§ Figure contents as structured data
::::::
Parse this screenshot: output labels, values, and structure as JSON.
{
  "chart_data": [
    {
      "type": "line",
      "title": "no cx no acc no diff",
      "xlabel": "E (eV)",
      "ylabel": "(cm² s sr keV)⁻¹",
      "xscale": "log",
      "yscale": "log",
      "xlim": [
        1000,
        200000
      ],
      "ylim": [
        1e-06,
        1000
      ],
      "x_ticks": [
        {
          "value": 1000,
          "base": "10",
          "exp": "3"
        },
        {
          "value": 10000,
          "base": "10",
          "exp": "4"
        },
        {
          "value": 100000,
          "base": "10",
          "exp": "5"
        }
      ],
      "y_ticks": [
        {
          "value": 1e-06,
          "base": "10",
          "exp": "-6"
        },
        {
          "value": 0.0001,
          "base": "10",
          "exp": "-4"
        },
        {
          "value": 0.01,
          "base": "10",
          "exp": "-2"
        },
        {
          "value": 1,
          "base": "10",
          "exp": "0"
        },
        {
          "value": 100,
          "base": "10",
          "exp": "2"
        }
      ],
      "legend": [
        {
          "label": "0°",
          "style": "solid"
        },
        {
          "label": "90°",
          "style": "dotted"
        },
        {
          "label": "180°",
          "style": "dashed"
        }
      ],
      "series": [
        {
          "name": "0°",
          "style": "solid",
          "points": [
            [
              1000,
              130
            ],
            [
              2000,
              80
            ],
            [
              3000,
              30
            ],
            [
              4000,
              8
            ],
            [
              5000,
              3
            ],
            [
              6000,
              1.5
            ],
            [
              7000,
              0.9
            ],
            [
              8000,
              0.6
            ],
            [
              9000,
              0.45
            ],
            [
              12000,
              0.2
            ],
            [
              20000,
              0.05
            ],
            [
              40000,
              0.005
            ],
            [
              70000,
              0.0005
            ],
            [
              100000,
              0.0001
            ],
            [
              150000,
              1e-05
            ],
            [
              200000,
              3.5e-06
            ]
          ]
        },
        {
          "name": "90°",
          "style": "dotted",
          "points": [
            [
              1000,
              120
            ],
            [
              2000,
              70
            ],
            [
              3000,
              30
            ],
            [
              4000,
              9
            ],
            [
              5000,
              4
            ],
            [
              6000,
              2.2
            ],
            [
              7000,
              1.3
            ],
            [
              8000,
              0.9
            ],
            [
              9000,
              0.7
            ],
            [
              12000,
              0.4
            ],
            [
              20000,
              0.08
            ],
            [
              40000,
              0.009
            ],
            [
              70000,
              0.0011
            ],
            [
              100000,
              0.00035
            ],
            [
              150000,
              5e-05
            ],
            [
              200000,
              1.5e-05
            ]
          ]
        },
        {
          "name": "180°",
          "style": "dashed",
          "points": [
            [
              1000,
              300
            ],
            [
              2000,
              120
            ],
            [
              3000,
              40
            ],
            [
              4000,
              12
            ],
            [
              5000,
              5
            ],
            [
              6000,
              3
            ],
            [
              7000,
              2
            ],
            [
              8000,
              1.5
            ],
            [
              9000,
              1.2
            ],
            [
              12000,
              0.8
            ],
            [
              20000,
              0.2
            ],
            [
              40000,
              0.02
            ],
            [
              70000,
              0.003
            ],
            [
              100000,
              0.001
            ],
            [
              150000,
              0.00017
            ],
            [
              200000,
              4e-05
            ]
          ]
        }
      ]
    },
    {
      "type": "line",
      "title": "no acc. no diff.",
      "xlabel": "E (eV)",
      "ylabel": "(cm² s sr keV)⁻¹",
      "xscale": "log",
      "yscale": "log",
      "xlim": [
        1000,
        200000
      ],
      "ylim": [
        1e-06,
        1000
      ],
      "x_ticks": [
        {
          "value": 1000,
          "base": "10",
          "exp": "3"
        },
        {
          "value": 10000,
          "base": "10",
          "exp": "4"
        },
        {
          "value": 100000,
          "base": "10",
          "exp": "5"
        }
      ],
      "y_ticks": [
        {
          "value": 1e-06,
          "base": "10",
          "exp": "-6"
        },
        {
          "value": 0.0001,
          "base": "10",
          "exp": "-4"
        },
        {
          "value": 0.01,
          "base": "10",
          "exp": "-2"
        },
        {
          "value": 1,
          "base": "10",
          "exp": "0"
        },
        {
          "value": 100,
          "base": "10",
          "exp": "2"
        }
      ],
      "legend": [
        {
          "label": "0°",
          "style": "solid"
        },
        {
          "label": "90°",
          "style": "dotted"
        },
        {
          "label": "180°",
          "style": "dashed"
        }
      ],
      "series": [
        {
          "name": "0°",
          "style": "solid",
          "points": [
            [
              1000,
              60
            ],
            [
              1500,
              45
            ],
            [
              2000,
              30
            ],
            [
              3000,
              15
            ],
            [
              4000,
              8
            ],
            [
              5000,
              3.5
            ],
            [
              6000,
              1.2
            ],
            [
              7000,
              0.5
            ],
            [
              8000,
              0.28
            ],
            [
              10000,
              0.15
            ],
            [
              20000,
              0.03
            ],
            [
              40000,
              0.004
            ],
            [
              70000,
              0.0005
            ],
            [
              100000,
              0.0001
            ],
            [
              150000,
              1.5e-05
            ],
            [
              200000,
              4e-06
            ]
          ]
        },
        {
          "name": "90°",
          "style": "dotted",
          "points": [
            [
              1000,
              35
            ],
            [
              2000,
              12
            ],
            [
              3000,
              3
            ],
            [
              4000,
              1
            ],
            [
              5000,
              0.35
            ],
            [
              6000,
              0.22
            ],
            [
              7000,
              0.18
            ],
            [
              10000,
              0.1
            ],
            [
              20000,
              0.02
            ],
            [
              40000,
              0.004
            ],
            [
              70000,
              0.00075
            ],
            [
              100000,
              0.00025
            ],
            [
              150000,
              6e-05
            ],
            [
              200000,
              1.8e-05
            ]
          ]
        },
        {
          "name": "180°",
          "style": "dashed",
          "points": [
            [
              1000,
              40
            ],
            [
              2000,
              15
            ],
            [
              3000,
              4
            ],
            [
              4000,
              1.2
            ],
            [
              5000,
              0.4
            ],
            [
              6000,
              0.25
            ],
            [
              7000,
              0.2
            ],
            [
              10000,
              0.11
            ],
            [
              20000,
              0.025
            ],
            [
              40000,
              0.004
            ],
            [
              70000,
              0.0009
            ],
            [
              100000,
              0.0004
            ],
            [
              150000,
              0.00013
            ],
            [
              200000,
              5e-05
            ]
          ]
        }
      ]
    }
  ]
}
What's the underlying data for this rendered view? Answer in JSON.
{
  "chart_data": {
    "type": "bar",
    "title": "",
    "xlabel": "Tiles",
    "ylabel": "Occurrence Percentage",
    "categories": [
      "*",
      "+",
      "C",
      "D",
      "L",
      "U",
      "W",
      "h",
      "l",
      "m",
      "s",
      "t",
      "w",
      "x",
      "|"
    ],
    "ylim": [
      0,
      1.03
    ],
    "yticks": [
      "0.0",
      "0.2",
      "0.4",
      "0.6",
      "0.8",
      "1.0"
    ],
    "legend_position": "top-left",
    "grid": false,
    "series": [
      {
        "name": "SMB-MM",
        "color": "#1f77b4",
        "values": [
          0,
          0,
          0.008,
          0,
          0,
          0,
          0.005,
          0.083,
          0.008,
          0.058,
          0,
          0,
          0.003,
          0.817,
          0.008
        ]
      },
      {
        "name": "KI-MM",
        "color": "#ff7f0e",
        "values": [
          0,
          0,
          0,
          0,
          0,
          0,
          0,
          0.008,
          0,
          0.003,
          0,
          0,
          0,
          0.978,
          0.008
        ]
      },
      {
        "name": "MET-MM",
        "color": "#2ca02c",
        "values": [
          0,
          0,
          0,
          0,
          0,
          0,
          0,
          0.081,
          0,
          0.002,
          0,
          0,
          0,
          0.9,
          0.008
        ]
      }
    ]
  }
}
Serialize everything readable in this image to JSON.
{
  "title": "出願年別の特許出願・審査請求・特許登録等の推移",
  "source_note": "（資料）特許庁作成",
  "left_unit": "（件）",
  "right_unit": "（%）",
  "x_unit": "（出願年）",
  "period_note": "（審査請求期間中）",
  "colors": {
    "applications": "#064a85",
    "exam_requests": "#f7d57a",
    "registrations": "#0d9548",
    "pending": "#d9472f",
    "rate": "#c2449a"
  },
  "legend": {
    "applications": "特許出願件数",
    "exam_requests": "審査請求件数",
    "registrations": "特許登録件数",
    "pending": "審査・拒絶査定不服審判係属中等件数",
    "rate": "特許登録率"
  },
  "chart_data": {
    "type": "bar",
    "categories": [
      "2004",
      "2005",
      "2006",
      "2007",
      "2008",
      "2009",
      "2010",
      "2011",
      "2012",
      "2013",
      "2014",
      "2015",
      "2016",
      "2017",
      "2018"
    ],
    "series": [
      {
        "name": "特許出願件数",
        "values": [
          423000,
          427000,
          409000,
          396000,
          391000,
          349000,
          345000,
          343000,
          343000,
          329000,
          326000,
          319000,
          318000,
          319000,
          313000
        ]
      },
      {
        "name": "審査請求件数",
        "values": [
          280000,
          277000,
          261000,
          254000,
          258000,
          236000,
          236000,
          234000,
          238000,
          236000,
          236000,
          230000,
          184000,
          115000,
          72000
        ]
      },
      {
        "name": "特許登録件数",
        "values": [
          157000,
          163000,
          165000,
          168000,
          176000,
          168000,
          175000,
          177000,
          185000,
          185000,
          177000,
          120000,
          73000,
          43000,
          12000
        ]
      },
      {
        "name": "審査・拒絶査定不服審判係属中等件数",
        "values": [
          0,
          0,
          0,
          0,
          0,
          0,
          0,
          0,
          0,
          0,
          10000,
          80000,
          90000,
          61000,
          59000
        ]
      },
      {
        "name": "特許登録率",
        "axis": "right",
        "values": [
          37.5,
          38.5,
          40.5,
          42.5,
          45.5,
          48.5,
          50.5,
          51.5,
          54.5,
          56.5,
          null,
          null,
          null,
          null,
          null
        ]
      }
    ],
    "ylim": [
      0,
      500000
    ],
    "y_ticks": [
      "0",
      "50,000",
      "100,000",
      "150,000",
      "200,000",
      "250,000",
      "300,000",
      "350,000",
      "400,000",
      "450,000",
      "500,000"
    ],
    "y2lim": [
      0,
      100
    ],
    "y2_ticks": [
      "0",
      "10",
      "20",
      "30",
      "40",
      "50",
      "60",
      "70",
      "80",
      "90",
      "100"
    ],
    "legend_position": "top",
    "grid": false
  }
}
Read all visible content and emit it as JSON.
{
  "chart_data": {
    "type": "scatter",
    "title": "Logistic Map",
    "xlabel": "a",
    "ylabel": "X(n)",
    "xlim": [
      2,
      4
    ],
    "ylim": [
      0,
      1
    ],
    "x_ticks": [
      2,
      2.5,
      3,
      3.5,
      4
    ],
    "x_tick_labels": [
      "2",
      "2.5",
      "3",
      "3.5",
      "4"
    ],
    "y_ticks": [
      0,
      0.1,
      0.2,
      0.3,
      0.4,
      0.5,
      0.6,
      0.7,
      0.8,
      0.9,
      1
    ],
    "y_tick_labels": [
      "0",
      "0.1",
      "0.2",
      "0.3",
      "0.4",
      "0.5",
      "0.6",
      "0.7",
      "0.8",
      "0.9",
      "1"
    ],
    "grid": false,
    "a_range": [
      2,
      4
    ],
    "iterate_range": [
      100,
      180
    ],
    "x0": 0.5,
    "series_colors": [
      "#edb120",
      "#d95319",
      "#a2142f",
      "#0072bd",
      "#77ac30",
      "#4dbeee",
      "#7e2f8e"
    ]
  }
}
::::::
Filter the records above and return every line that holds the word "applications".

    "applications": "#064a85",
    "applications": "特許出願件数",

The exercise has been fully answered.